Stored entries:
— start —

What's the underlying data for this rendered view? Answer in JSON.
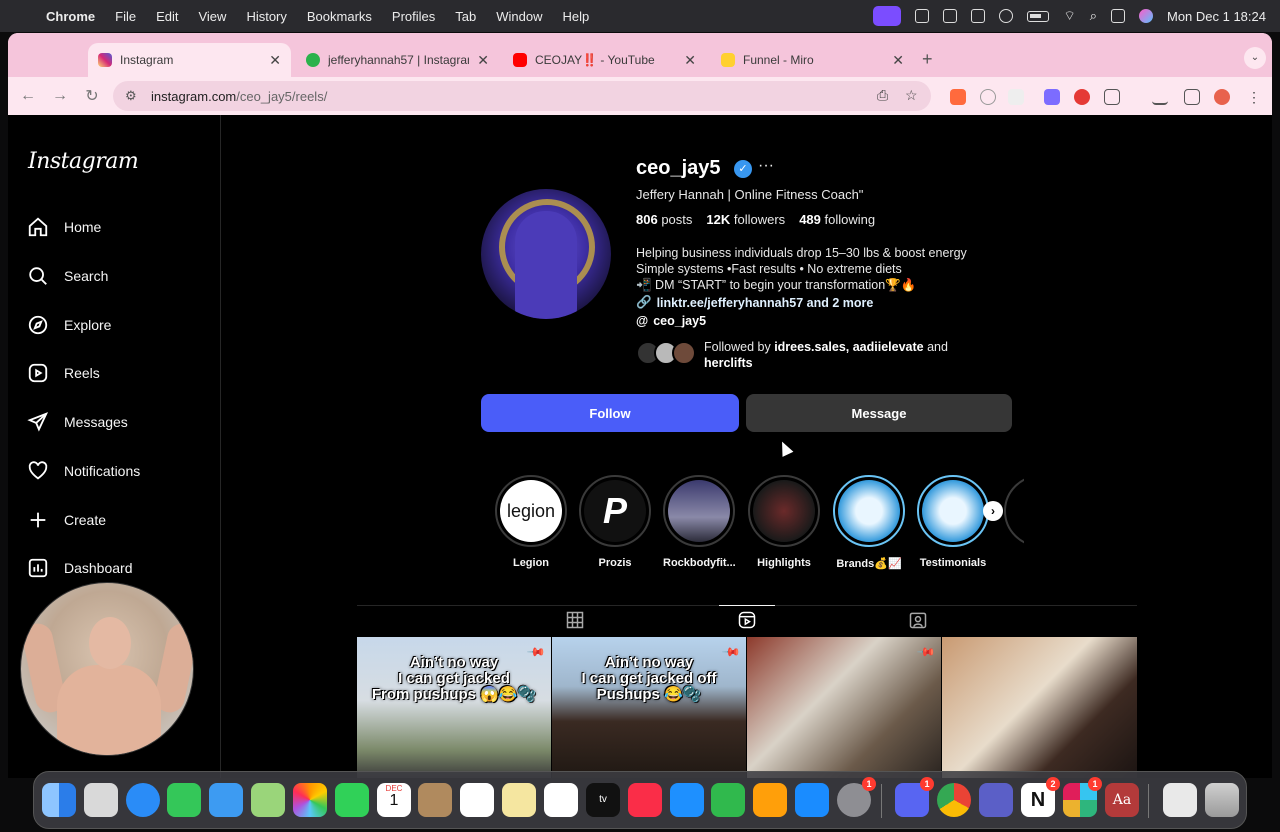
{
  "menubar": {
    "app": "Chrome",
    "items": [
      "File",
      "Edit",
      "View",
      "History",
      "Bookmarks",
      "Profiles",
      "Tab",
      "Window",
      "Help"
    ],
    "clock": "Mon Dec 1  18:24"
  },
  "browser": {
    "tabs": [
      {
        "title": "Instagram",
        "favicon_color": "#e1306c"
      },
      {
        "title": "jefferyhannah57 | Instagram,",
        "favicon_color": "#2bb24c"
      },
      {
        "title": "CEOJAY‼️ - YouTube",
        "favicon_color": "#ff0000"
      },
      {
        "title": "Funnel - Miro",
        "favicon_color": "#ffd02f"
      }
    ],
    "url_host": "instagram.com",
    "url_path": "/ceo_jay5/reels/"
  },
  "sidebar": {
    "logo": "Instagram",
    "items": [
      {
        "label": "Home",
        "icon": "home-icon"
      },
      {
        "label": "Search",
        "icon": "search-icon"
      },
      {
        "label": "Explore",
        "icon": "explore-icon"
      },
      {
        "label": "Reels",
        "icon": "reels-icon"
      },
      {
        "label": "Messages",
        "icon": "messages-icon"
      },
      {
        "label": "Notifications",
        "icon": "heart-icon"
      },
      {
        "label": "Create",
        "icon": "plus-icon"
      },
      {
        "label": "Dashboard",
        "icon": "dashboard-icon"
      }
    ]
  },
  "profile": {
    "username": "ceo_jay5",
    "full_name": "Jeffery Hannah | Online Fitness Coach\"",
    "posts_count": "806",
    "posts_label": "posts",
    "followers_count": "12K",
    "followers_label": "followers",
    "following_count": "489",
    "following_label": "following",
    "bio_lines": [
      "Helping business individuals drop 15–30 lbs & boost energy",
      "Simple systems •Fast results • No extreme diets",
      "📲 DM “START” to begin your transformation🏆🔥"
    ],
    "link": "linktr.ee/jefferyhannah57 and 2 more",
    "threads": "ceo_jay5",
    "followed_by_prefix": "Followed by ",
    "followed_by_names": "idrees.sales, aadiielevate",
    "followed_by_and": " and ",
    "followed_by_last": "herclifts",
    "follow_label": "Follow",
    "message_label": "Message"
  },
  "highlights": [
    {
      "label": "Legion",
      "text": "legion"
    },
    {
      "label": "Prozis",
      "text": "P"
    },
    {
      "label": "Rockbodyfit...",
      "text": ""
    },
    {
      "label": "Highlights",
      "text": ""
    },
    {
      "label": "Brands💰📈",
      "text": ""
    },
    {
      "label": "Testimonials",
      "text": ""
    }
  ],
  "reels": [
    {
      "caption": "Ain’t no way\nI can get jacked\nFrom pushups 😱😂🫧"
    },
    {
      "caption": "Ain’t no way\nI can get jacked off\nPushups 😂🫧"
    },
    {
      "caption": ""
    },
    {
      "caption": ""
    }
  ],
  "dock": {
    "badges": {
      "calendar_month": "DEC",
      "calendar_day": "1",
      "settings": "1",
      "discord": "1",
      "notion": "2",
      "slack": "1"
    }
  }
}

— end —

Take the listing above and restate it word for word, without its pictures.

What's the underlying data for this rendered view? Answer in JSON.
{
  "menubar": {
    "app": "Chrome",
    "items": [
      "File",
      "Edit",
      "View",
      "History",
      "Bookmarks",
      "Profiles",
      "Tab",
      "Window",
      "Help"
    ],
    "clock": "Mon Dec 1  18:24"
  },
  "browser": {
    "tabs": [
      {
        "title": "Instagram",
        "favicon_color": "#e1306c"
      },
      {
        "title": "jefferyhannah57 | Instagram,",
        "favicon_color": "#2bb24c"
      },
      {
        "title": "CEOJAY‼️ - YouTube",
        "favicon_color": "#ff0000"
      },
      {
        "title": "Funnel - Miro",
        "favicon_color": "#ffd02f"
      }
    ],
    "url_host": "instagram.com",
    "url_path": "/ceo_jay5/reels/"
  },
  "sidebar": {
    "logo": "Instagram",
    "items": [
      {
        "label": "Home",
        "icon": "home-icon"
      },
      {
        "label": "Search",
        "icon": "search-icon"
      },
      {
        "label": "Explore",
        "icon": "explore-icon"
      },
      {
        "label": "Reels",
        "icon": "reels-icon"
      },
      {
        "label": "Messages",
        "icon": "messages-icon"
      },
      {
        "label": "Notifications",
        "icon": "heart-icon"
      },
      {
        "label": "Create",
        "icon": "plus-icon"
      },
      {
        "label": "Dashboard",
        "icon": "dashboard-icon"
      }
    ]
  },
  "profile": {
    "username": "ceo_jay5",
    "full_name": "Jeffery Hannah | Online Fitness Coach\"",
    "posts_count": "806",
    "posts_label": "posts",
    "followers_count": "12K",
    "followers_label": "followers",
    "following_count": "489",
    "following_label": "following",
    "bio_lines": [
      "Helping business individuals drop 15–30 lbs & boost energy",
      "Simple systems •Fast results • No extreme diets",
      "📲 DM “START” to begin your transformation🏆🔥"
    ],
    "link": "linktr.ee/jefferyhannah57 and 2 more",
    "threads": "ceo_jay5",
    "followed_by_prefix": "Followed by ",
    "followed_by_names": "idrees.sales, aadiielevate",
    "followed_by_and": " and ",
    "followed_by_last": "herclifts",
    "follow_label": "Follow",
    "message_label": "Message"
  },
  "highlights": [
    {
      "label": "Legion",
      "text": "legion"
    },
    {
      "label": "Prozis",
      "text": "P"
    },
    {
      "label": "Rockbodyfit...",
      "text": ""
    },
    {
      "label": "Highlights",
      "text": ""
    },
    {
      "label": "Brands💰📈",
      "text": ""
    },
    {
      "label": "Testimonials",
      "text": ""
    }
  ],
  "reels": [
    {
      "caption": "Ain’t no way\nI can get jacked\nFrom pushups 😱😂🫧"
    },
    {
      "caption": "Ain’t no way\nI can get jacked off\nPushups 😂🫧"
    },
    {
      "caption": ""
    },
    {
      "caption": ""
    }
  ],
  "dock": {
    "badges": {
      "calendar_month": "DEC",
      "calendar_day": "1",
      "settings": "1",
      "discord": "1",
      "notion": "2",
      "slack": "1"
    }
  }
}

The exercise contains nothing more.